Where a line of the listing below includes the word "باتهایت", reproduce that line.
————————
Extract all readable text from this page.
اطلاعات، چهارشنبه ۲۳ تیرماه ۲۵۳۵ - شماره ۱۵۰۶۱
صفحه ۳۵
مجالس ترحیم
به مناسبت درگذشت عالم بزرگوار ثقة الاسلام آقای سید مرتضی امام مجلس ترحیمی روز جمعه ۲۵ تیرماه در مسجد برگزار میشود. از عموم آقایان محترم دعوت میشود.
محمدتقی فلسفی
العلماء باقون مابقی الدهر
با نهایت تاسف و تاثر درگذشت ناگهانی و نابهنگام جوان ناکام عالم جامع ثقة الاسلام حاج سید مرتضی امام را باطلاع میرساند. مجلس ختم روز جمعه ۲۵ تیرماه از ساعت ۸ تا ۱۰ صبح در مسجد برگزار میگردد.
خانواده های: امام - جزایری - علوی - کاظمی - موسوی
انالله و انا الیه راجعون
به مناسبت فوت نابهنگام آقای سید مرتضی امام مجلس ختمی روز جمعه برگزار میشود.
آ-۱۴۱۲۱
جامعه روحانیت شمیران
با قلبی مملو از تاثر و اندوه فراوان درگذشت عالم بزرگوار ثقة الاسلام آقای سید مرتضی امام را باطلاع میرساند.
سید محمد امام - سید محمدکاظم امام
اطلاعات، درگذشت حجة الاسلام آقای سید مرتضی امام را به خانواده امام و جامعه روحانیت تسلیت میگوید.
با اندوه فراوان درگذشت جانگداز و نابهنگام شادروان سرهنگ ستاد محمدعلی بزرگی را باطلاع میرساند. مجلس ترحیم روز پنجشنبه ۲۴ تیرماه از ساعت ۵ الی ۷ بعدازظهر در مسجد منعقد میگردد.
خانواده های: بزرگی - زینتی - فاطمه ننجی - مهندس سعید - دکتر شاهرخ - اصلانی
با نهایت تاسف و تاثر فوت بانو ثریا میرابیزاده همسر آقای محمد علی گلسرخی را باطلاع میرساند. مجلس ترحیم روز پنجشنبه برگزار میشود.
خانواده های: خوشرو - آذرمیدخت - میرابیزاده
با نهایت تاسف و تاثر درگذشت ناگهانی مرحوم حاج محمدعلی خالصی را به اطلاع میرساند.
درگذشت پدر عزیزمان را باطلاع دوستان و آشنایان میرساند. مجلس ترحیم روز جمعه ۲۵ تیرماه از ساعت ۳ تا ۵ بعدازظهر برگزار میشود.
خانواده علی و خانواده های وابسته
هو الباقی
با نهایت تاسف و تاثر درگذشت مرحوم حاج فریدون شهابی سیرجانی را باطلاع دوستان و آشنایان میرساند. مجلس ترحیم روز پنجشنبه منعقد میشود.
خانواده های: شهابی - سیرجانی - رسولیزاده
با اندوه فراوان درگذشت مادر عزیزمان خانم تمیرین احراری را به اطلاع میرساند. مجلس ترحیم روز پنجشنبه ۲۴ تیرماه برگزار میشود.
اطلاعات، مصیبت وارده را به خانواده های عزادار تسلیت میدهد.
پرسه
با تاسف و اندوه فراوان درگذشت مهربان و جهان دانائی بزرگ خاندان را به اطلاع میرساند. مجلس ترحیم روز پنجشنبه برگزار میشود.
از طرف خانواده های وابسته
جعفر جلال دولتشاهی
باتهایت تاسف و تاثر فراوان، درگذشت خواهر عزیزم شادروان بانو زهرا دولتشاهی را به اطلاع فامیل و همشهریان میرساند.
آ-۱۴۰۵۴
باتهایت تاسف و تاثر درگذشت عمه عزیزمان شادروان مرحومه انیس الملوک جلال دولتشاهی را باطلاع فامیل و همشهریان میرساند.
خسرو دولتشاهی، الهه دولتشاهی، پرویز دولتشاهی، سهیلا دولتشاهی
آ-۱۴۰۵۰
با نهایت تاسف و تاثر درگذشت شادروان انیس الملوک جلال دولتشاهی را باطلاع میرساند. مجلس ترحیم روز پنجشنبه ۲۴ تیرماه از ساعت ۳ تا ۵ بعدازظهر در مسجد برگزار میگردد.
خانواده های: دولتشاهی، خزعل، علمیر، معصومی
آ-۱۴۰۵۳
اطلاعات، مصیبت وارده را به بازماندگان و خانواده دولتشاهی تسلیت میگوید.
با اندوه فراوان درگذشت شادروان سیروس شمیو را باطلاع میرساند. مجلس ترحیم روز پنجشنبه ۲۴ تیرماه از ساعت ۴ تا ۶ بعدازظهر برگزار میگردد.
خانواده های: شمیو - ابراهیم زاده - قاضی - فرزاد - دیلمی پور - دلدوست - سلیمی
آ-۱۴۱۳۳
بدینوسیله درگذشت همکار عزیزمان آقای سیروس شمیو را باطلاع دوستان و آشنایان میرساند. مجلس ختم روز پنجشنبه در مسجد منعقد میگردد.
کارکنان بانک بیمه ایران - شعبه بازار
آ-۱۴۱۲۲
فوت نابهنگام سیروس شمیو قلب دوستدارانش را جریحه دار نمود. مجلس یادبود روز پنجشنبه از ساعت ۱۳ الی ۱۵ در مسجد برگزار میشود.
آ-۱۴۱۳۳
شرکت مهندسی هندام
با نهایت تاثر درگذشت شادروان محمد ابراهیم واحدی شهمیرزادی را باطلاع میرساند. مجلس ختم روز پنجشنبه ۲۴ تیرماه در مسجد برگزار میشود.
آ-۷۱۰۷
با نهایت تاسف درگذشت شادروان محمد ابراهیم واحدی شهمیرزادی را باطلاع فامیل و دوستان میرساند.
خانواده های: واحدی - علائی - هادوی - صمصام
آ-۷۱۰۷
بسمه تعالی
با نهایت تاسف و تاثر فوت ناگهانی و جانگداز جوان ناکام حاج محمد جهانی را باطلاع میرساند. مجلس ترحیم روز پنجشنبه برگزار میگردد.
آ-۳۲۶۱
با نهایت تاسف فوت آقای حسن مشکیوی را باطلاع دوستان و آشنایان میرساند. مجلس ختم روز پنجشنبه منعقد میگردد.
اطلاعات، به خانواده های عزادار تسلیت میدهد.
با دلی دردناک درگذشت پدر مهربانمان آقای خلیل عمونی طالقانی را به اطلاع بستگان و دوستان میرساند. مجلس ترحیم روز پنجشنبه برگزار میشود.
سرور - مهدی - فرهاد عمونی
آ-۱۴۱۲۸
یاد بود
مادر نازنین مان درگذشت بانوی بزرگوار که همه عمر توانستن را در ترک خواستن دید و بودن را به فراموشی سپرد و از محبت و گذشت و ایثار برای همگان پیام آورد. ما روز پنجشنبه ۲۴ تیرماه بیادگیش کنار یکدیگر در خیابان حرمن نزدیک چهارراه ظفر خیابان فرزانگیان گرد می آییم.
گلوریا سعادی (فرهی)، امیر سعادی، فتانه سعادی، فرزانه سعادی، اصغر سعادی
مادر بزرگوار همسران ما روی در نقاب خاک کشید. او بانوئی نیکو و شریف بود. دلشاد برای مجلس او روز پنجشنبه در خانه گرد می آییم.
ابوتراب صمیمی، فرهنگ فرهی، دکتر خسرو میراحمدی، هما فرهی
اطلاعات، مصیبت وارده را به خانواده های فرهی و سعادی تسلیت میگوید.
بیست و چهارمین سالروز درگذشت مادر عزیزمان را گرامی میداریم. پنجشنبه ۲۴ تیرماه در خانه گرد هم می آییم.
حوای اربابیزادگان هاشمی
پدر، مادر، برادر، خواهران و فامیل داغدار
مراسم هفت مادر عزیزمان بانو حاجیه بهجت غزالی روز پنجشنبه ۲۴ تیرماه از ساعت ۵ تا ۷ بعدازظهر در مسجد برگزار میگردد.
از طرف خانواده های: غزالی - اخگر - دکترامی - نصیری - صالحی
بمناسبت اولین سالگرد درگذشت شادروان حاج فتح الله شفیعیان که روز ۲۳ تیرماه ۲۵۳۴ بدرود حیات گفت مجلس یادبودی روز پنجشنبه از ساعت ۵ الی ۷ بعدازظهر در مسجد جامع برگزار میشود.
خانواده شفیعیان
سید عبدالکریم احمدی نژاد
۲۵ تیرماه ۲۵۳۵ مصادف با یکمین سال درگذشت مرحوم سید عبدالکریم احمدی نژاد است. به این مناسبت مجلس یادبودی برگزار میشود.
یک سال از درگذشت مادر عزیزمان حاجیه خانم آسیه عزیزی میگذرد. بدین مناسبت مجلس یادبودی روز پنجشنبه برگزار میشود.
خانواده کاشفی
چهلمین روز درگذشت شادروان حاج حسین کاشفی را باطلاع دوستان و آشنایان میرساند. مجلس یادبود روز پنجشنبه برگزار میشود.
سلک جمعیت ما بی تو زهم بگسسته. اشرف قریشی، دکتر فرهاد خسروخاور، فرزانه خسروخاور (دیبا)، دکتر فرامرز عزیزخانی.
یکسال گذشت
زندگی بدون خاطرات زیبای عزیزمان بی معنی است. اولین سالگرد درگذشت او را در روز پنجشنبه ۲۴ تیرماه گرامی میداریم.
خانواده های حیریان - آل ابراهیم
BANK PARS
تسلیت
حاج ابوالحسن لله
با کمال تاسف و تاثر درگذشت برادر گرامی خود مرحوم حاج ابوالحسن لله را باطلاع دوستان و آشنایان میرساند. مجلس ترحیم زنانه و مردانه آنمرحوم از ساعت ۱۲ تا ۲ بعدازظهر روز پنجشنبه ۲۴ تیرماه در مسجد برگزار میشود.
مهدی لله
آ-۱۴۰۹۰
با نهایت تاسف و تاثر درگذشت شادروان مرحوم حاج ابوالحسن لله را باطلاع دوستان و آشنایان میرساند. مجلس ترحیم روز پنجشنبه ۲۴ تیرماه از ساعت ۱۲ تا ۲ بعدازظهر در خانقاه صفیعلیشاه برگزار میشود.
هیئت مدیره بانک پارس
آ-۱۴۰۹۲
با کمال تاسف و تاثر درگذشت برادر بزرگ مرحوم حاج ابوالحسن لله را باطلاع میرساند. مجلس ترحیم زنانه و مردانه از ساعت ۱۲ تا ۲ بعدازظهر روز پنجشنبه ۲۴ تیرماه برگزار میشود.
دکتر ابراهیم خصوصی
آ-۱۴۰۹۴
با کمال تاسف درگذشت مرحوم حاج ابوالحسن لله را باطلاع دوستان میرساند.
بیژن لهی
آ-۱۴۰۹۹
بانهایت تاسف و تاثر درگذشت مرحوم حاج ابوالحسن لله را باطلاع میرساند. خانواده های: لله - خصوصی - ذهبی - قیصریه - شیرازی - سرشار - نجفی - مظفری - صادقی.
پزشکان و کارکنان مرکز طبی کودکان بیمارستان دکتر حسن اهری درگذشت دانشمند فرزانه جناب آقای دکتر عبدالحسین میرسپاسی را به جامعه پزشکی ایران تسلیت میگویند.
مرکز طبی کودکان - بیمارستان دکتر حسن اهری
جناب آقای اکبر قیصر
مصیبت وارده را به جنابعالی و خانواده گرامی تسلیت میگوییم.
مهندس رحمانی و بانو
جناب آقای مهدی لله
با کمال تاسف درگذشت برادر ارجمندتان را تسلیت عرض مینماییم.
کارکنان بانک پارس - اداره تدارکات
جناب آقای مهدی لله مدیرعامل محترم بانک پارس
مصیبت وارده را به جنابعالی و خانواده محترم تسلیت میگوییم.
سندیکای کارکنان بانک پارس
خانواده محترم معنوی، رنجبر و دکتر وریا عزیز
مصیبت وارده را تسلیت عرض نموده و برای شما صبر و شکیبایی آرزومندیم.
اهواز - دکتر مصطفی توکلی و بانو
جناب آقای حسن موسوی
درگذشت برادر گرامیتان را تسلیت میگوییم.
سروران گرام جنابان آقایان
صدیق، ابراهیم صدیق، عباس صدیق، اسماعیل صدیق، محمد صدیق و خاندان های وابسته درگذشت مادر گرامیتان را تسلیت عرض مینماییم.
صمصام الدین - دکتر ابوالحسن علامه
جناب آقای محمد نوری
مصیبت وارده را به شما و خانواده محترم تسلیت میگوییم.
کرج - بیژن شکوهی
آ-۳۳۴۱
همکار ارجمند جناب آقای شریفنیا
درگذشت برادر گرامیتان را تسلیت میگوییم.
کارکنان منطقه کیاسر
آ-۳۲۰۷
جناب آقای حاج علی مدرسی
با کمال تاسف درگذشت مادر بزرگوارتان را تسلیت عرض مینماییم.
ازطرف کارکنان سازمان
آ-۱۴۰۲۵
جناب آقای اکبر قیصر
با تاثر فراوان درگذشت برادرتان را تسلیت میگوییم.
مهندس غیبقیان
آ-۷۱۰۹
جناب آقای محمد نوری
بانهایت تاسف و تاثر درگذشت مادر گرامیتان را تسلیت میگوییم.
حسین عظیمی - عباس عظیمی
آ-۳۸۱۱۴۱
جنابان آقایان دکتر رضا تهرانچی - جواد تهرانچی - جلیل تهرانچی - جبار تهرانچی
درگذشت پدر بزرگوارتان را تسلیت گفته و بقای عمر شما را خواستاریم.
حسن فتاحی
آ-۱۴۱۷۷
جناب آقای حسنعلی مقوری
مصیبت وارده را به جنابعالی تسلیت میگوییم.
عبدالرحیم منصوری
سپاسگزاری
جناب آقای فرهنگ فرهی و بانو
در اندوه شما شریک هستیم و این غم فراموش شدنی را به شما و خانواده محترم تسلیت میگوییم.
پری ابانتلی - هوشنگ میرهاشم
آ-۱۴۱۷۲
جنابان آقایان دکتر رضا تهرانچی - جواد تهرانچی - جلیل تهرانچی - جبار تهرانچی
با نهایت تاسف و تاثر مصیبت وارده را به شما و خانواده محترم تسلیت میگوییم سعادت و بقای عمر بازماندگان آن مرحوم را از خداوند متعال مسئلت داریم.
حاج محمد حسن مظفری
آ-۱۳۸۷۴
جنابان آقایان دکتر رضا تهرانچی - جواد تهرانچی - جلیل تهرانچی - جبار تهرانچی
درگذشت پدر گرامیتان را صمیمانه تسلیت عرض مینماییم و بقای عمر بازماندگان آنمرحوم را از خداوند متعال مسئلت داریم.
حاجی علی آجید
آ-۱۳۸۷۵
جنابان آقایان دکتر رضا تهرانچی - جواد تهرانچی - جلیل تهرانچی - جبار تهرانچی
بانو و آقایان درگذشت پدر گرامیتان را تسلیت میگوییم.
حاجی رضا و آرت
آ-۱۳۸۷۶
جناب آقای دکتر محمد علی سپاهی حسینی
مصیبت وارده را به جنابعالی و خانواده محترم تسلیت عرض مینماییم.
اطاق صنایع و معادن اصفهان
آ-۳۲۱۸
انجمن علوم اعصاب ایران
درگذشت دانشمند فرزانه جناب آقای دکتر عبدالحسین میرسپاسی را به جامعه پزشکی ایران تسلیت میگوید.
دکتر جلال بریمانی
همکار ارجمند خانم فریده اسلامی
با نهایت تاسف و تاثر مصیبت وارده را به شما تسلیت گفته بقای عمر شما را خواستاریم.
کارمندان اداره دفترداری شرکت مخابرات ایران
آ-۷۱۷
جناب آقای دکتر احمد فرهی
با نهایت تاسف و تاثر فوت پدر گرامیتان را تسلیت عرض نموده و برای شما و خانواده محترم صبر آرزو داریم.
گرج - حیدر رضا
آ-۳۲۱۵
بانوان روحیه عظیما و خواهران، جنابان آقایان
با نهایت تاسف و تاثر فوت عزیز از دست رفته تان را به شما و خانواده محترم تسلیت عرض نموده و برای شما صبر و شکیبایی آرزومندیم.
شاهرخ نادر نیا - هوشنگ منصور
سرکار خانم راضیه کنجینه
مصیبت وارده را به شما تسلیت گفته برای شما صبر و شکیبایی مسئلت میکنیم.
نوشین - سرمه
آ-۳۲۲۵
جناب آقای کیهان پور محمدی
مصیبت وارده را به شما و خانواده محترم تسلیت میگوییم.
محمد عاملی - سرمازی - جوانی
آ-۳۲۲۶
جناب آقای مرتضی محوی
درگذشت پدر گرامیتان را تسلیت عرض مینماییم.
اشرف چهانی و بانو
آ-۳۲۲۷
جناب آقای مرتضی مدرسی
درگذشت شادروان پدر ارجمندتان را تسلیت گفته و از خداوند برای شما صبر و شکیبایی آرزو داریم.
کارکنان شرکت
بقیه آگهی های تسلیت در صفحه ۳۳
————————
** Answer to the task **
باتهایت تاسف و تاثر فراوان، درگذشت خواهر عزیزم شادروان بانو زهرا دولتشاهی را به اطلاع فامیل و همشهریان میرساند.
باتهایت تاسف و تاثر درگذشت عمه عزیزمان شادروان مرحومه انیس الملوک جلال دولتشاهی را باطلاع فامیل و همشهریان میرساند.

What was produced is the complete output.